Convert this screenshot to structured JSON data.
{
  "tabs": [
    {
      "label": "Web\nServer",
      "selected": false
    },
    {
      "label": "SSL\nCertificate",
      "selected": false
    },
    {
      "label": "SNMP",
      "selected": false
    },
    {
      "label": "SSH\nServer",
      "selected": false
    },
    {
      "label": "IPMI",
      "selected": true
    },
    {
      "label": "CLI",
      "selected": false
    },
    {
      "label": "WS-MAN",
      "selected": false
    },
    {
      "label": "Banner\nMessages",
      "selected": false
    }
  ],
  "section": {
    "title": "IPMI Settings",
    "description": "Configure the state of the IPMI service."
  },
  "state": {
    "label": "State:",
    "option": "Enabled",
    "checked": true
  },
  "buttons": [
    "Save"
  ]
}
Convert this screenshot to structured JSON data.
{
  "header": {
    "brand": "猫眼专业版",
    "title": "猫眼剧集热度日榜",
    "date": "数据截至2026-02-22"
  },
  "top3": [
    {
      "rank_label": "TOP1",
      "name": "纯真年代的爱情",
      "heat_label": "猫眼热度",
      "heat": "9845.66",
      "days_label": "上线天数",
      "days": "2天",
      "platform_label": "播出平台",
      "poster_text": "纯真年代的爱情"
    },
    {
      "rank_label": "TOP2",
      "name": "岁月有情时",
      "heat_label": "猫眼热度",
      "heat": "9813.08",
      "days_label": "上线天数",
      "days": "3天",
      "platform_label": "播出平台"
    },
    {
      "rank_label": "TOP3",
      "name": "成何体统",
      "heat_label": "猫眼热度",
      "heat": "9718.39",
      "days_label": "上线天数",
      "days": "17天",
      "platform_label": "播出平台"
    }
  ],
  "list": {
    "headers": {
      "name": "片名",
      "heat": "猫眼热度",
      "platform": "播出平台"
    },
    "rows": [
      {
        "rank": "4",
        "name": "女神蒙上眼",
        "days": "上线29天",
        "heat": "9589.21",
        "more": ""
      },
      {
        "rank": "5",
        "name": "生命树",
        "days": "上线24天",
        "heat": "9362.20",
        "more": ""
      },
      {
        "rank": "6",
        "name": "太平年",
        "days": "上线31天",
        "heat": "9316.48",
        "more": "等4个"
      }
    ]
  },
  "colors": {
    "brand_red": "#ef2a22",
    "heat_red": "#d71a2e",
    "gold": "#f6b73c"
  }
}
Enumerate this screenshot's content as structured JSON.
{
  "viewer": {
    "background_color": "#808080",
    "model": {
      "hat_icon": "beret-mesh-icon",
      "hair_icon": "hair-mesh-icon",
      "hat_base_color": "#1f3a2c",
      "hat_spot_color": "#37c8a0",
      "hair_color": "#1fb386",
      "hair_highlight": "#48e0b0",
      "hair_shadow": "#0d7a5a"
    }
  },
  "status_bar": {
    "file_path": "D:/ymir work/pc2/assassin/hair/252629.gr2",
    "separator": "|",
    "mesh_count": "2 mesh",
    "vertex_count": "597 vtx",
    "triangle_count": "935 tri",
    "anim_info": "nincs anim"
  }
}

— DIRECTION —
Using the records above, please retype only the run of lines from the line holding "Enumerate this screenshot's" through the last line, both ends included.

— OUTPUT FOR THIS TASK —
Enumerate this screenshot's content as structured JSON.
{
  "viewer": {
    "background_color": "#808080",
    "model": {
      "hat_icon": "beret-mesh-icon",
      "hair_icon": "hair-mesh-icon",
      "hat_base_color": "#1f3a2c",
      "hat_spot_color": "#37c8a0",
      "hair_color": "#1fb386",
      "hair_highlight": "#48e0b0",
      "hair_shadow": "#0d7a5a"
    }
  },
  "status_bar": {
    "file_path": "D:/ymir work/pc2/assassin/hair/252629.gr2",
    "separator": "|",
    "mesh_count": "2 mesh",
    "vertex_count": "597 vtx",
    "triangle_count": "935 tri",
    "anim_info": "nincs anim"
  }
}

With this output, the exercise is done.